<<<<
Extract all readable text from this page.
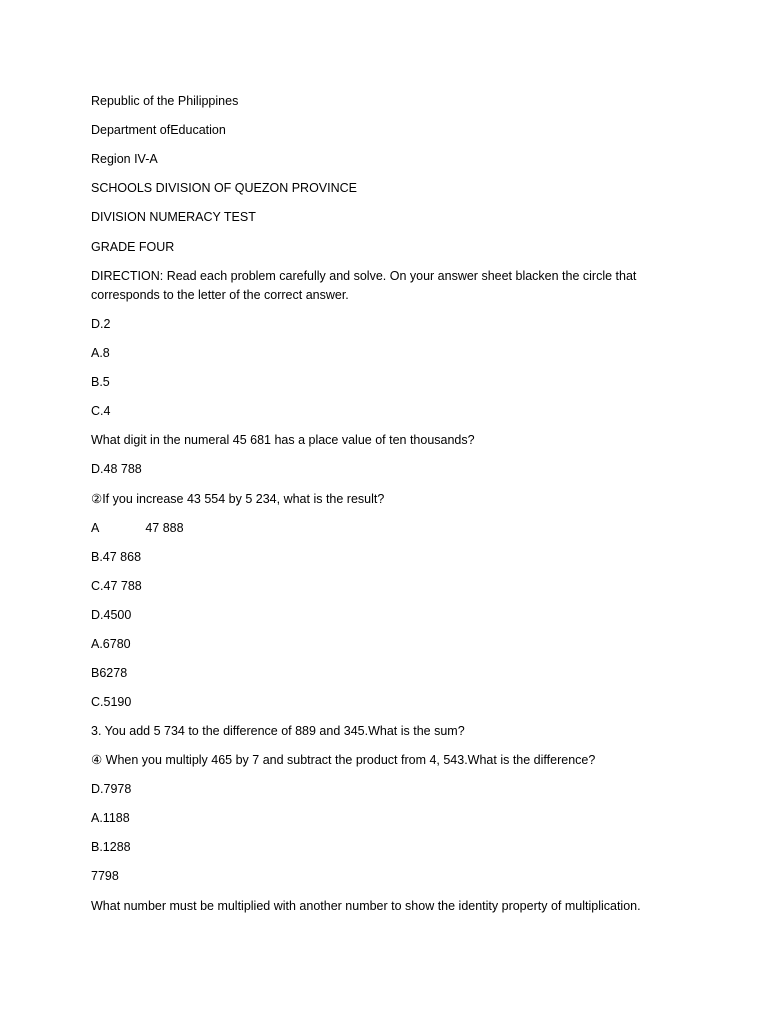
Republic of the Philippines

Department ofEducation

Region IV-A

SCHOOLS DIVISION OF QUEZON PROVINCE

DIVISION NUMERACY TEST

GRADE FOUR

DIRECTION: Read each problem carefully and solve. On your answer sheet blacken the circle that corresponds to the letter of the correct answer.

D.2

A.8

B.5

C.4

What digit in the numeral 45 681 has a place value of ten thousands?

D.48 788

②If you increase 43 554 by 5 234, what is the result?

A	47 888

B.47 868

C.47 788

D.4500

A.6780

B6278

C.5190

3. You add 5 734 to the difference of 889 and 345.What is the sum?

④ When you multiply 465 by 7 and subtract the product from 4, 543.What is the difference?

D.7978

A.1188

B.1288

7798

What number must be multiplied with another number to show the identity property of multiplication.
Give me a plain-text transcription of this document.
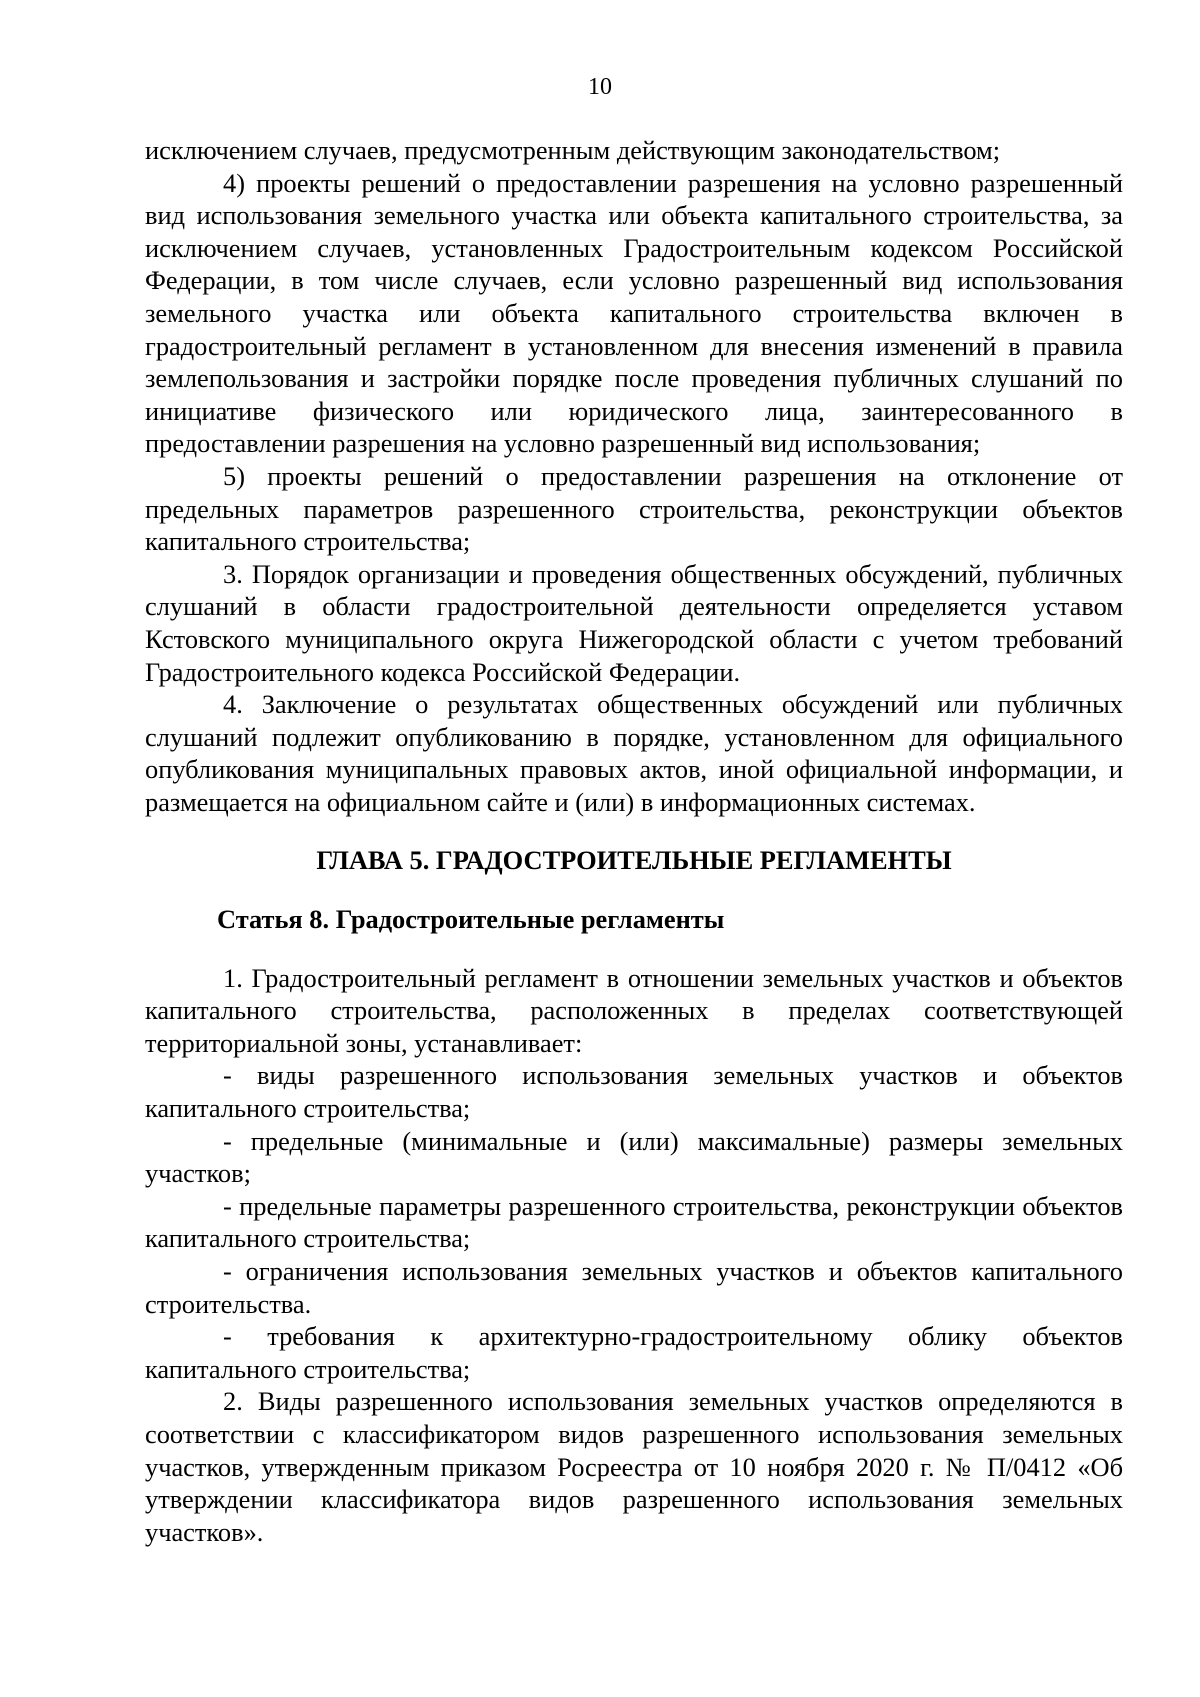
10

исключением случаев, предусмотренным действующим законодательством;

4) проекты решений о предоставлении разрешения на условно разрешенный вид использования земельного участка или объекта капитального строительства, за исключением случаев, установленных Градостроительным кодексом Российской Федерации, в том числе случаев, если условно разрешенный вид использования земельного участка или объекта капитального строительства включен в градостроительный регламент в установленном для внесения изменений в правила землепользования и застройки порядке после проведения публичных слушаний по инициативе физического или юридического лица, заинтересованного в предоставлении разрешения на условно разрешенный вид использования;

5) проекты решений о предоставлении разрешения на отклонение от предельных параметров разрешенного строительства, реконструкции объектов капитального строительства;

3. Порядок организации и проведения общественных обсуждений, публичных слушаний в области градостроительной деятельности определяется уставом Кстовского муниципального округа Нижегородской области с учетом требований Градостроительного кодекса Российской Федерации.

4. Заключение о результатах общественных обсуждений или публичных слушаний подлежит опубликованию в порядке, установленном для официального опубликования муниципальных правовых актов, иной официальной информации, и размещается на официальном сайте и (или) в информационных системах.

ГЛАВА 5. ГРАДОСТРОИТЕЛЬНЫЕ РЕГЛАМЕНТЫ
Статья 8. Градостроительные регламенты

1. Градостроительный регламент в отношении земельных участков и объектов капитального строительства, расположенных в пределах соответствующей территориальной зоны, устанавливает:

- виды разрешенного использования земельных участков и объектов капитального строительства;

- предельные (минимальные и (или) максимальные) размеры земельных участков;

- предельные параметры разрешенного строительства, реконструкции объектов капитального строительства;

- ограничения использования земельных участков и объектов капитального строительства.

- требования к архитектурно-градостроительному облику объектов капитального строительства;

2. Виды разрешенного использования земельных участков определяются в соответствии с классификатором видов разрешенного использования земельных участков, утвержденным приказом Росреестра от 10 ноября 2020 г. № П/0412 «Об утверждении классификатора видов разрешенного использования земельных участков».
>>>>
## [TASK INSTRUCTIONS]
Copy out each line of the listing that holds "this".

## [TASK RESULT]
Extract all readable text from this page.
Give me a plain-text transcription of this document.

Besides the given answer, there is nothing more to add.